What is expected — Return the material below in full and exactly.
:: Entries supplied ::
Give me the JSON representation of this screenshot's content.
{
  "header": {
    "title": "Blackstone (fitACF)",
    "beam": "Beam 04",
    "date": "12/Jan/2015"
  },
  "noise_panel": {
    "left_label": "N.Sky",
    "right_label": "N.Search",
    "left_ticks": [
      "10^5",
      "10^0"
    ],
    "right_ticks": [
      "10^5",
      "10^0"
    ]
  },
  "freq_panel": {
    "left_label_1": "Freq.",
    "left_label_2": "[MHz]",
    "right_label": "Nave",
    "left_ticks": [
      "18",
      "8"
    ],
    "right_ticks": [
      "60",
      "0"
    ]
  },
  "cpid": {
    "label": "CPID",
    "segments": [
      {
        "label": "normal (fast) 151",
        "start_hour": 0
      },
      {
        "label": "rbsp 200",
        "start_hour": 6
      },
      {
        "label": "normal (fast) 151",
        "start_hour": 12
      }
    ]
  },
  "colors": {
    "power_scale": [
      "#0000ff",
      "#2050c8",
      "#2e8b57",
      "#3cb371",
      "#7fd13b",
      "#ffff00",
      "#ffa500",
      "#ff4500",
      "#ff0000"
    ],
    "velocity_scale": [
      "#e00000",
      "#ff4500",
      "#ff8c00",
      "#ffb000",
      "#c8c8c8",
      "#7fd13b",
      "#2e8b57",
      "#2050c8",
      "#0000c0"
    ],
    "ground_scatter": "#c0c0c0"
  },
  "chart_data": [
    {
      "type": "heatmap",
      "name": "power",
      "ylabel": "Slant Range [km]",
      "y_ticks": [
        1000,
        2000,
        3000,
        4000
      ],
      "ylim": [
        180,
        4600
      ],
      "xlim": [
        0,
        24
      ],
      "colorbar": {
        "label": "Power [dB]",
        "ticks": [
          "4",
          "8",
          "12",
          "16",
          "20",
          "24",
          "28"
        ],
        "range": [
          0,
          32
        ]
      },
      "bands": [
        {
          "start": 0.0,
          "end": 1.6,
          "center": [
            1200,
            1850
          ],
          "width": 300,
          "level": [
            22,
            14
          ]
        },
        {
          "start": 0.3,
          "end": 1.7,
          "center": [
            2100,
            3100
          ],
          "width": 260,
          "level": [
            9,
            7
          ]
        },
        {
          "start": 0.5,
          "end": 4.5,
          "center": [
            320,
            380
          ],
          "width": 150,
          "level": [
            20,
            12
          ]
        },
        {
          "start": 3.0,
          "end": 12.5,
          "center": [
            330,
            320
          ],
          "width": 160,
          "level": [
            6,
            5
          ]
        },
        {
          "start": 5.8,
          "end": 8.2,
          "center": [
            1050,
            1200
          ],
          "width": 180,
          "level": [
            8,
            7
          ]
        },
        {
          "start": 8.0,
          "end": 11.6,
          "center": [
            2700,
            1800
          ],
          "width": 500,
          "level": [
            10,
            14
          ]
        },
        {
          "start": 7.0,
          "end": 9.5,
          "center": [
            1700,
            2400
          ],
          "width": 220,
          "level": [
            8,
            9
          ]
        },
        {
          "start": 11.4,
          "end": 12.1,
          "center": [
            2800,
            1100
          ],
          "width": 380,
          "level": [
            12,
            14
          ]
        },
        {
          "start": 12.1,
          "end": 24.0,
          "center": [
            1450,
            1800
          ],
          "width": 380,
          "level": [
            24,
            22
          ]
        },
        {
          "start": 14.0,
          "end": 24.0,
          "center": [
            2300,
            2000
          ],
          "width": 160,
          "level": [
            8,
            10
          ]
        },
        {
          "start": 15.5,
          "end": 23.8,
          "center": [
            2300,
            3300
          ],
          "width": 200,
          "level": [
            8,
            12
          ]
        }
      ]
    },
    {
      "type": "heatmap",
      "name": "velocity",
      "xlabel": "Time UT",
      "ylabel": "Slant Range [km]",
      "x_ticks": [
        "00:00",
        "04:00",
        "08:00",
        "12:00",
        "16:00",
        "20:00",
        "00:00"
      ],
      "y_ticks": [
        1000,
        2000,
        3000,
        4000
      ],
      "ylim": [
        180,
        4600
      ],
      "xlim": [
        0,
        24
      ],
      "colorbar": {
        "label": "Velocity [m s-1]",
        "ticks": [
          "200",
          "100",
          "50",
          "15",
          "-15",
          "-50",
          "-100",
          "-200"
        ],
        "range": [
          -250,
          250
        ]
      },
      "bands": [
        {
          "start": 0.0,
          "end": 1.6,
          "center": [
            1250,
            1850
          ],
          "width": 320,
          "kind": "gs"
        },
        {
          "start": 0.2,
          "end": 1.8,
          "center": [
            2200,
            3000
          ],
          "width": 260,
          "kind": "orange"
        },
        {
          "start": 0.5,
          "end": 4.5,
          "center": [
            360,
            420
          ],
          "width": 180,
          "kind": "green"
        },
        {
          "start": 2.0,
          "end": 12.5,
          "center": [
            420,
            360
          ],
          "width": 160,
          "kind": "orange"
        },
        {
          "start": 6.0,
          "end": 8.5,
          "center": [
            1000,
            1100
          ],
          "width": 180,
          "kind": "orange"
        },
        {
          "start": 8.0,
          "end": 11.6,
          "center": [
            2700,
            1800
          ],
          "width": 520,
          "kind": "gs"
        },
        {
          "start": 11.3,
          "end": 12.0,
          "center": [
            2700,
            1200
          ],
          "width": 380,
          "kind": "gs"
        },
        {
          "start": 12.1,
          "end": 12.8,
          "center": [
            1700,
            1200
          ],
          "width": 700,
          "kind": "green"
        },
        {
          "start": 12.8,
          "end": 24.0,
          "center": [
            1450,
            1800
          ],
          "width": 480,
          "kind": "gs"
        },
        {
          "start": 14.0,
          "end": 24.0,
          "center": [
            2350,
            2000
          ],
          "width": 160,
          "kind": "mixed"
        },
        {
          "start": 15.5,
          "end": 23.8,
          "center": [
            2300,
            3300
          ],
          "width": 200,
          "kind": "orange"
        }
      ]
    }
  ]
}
:::
Answer to this exercise —
Give me the JSON representation of this screenshot's content.
{
  "header": {
    "title": "Blackstone (fitACF)",
    "beam": "Beam 04",
    "date": "12/Jan/2015"
  },
  "noise_panel": {
    "left_label": "N.Sky",
    "right_label": "N.Search",
    "left_ticks": [
      "10^5",
      "10^0"
    ],
    "right_ticks": [
      "10^5",
      "10^0"
    ]
  },
  "freq_panel": {
    "left_label_1": "Freq.",
    "left_label_2": "[MHz]",
    "right_label": "Nave",
    "left_ticks": [
      "18",
      "8"
    ],
    "right_ticks": [
      "60",
      "0"
    ]
  },
  "cpid": {
    "label": "CPID",
    "segments": [
      {
        "label": "normal (fast) 151",
        "start_hour": 0
      },
      {
        "label": "rbsp 200",
        "start_hour": 6
      },
      {
        "label": "normal (fast) 151",
        "start_hour": 12
      }
    ]
  },
  "colors": {
    "power_scale": [
      "#0000ff",
      "#2050c8",
      "#2e8b57",
      "#3cb371",
      "#7fd13b",
      "#ffff00",
      "#ffa500",
      "#ff4500",
      "#ff0000"
    ],
    "velocity_scale": [
      "#e00000",
      "#ff4500",
      "#ff8c00",
      "#ffb000",
      "#c8c8c8",
      "#7fd13b",
      "#2e8b57",
      "#2050c8",
      "#0000c0"
    ],
    "ground_scatter": "#c0c0c0"
  },
  "chart_data": [
    {
      "type": "heatmap",
      "name": "power",
      "ylabel": "Slant Range [km]",
      "y_ticks": [
        1000,
        2000,
        3000,
        4000
      ],
      "ylim": [
        180,
        4600
      ],
      "xlim": [
        0,
        24
      ],
      "colorbar": {
        "label": "Power [dB]",
        "ticks": [
          "4",
          "8",
          "12",
          "16",
          "20",
          "24",
          "28"
        ],
        "range": [
          0,
          32
        ]
      },
      "bands": [
        {
          "start": 0.0,
          "end": 1.6,
          "center": [
            1200,
            1850
          ],
          "width": 300,
          "level": [
            22,
            14
          ]
        },
        {
          "start": 0.3,
          "end": 1.7,
          "center": [
            2100,
            3100
          ],
          "width": 260,
          "level": [
            9,
            7
          ]
        },
        {
          "start": 0.5,
          "end": 4.5,
          "center": [
            320,
            380
          ],
          "width": 150,
          "level": [
            20,
            12
          ]
        },
        {
          "start": 3.0,
          "end": 12.5,
          "center": [
            330,
            320
          ],
          "width": 160,
          "level": [
            6,
            5
          ]
        },
        {
          "start": 5.8,
          "end": 8.2,
          "center": [
            1050,
            1200
          ],
          "width": 180,
          "level": [
            8,
            7
          ]
        },
        {
          "start": 8.0,
          "end": 11.6,
          "center": [
            2700,
            1800
          ],
          "width": 500,
          "level": [
            10,
            14
          ]
        },
        {
          "start": 7.0,
          "end": 9.5,
          "center": [
            1700,
            2400
          ],
          "width": 220,
          "level": [
            8,
            9
          ]
        },
        {
          "start": 11.4,
          "end": 12.1,
          "center": [
            2800,
            1100
          ],
          "width": 380,
          "level": [
            12,
            14
          ]
        },
        {
          "start": 12.1,
          "end": 24.0,
          "center": [
            1450,
            1800
          ],
          "width": 380,
          "level": [
            24,
            22
          ]
        },
        {
          "start": 14.0,
          "end": 24.0,
          "center": [
            2300,
            2000
          ],
          "width": 160,
          "level": [
            8,
            10
          ]
        },
        {
          "start": 15.5,
          "end": 23.8,
          "center": [
            2300,
            3300
          ],
          "width": 200,
          "level": [
            8,
            12
          ]
        }
      ]
    },
    {
      "type": "heatmap",
      "name": "velocity",
      "xlabel": "Time UT",
      "ylabel": "Slant Range [km]",
      "x_ticks": [
        "00:00",
        "04:00",
        "08:00",
        "12:00",
        "16:00",
        "20:00",
        "00:00"
      ],
      "y_ticks": [
        1000,
        2000,
        3000,
        4000
      ],
      "ylim": [
        180,
        4600
      ],
      "xlim": [
        0,
        24
      ],
      "colorbar": {
        "label": "Velocity [m s-1]",
        "ticks": [
          "200",
          "100",
          "50",
          "15",
          "-15",
          "-50",
          "-100",
          "-200"
        ],
        "range": [
          -250,
          250
        ]
      },
      "bands": [
        {
          "start": 0.0,
          "end": 1.6,
          "center": [
            1250,
            1850
          ],
          "width": 320,
          "kind": "gs"
        },
        {
          "start": 0.2,
          "end": 1.8,
          "center": [
            2200,
            3000
          ],
          "width": 260,
          "kind": "orange"
        },
        {
          "start": 0.5,
          "end": 4.5,
          "center": [
            360,
            420
          ],
          "width": 180,
          "kind": "green"
        },
        {
          "start": 2.0,
          "end": 12.5,
          "center": [
            420,
            360
          ],
          "width": 160,
          "kind": "orange"
        },
        {
          "start": 6.0,
          "end": 8.5,
          "center": [
            1000,
            1100
          ],
          "width": 180,
          "kind": "orange"
        },
        {
          "start": 8.0,
          "end": 11.6,
          "center": [
            2700,
            1800
          ],
          "width": 520,
          "kind": "gs"
        },
        {
          "start": 11.3,
          "end": 12.0,
          "center": [
            2700,
            1200
          ],
          "width": 380,
          "kind": "gs"
        },
        {
          "start": 12.1,
          "end": 12.8,
          "center": [
            1700,
            1200
          ],
          "width": 700,
          "kind": "green"
        },
        {
          "start": 12.8,
          "end": 24.0,
          "center": [
            1450,
            1800
          ],
          "width": 480,
          "kind": "gs"
        },
        {
          "start": 14.0,
          "end": 24.0,
          "center": [
            2350,
            2000
          ],
          "width": 160,
          "kind": "mixed"
        },
        {
          "start": 15.5,
          "end": 23.8,
          "center": [
            2300,
            3300
          ],
          "width": 200,
          "kind": "orange"
        }
      ]
    }
  ]
}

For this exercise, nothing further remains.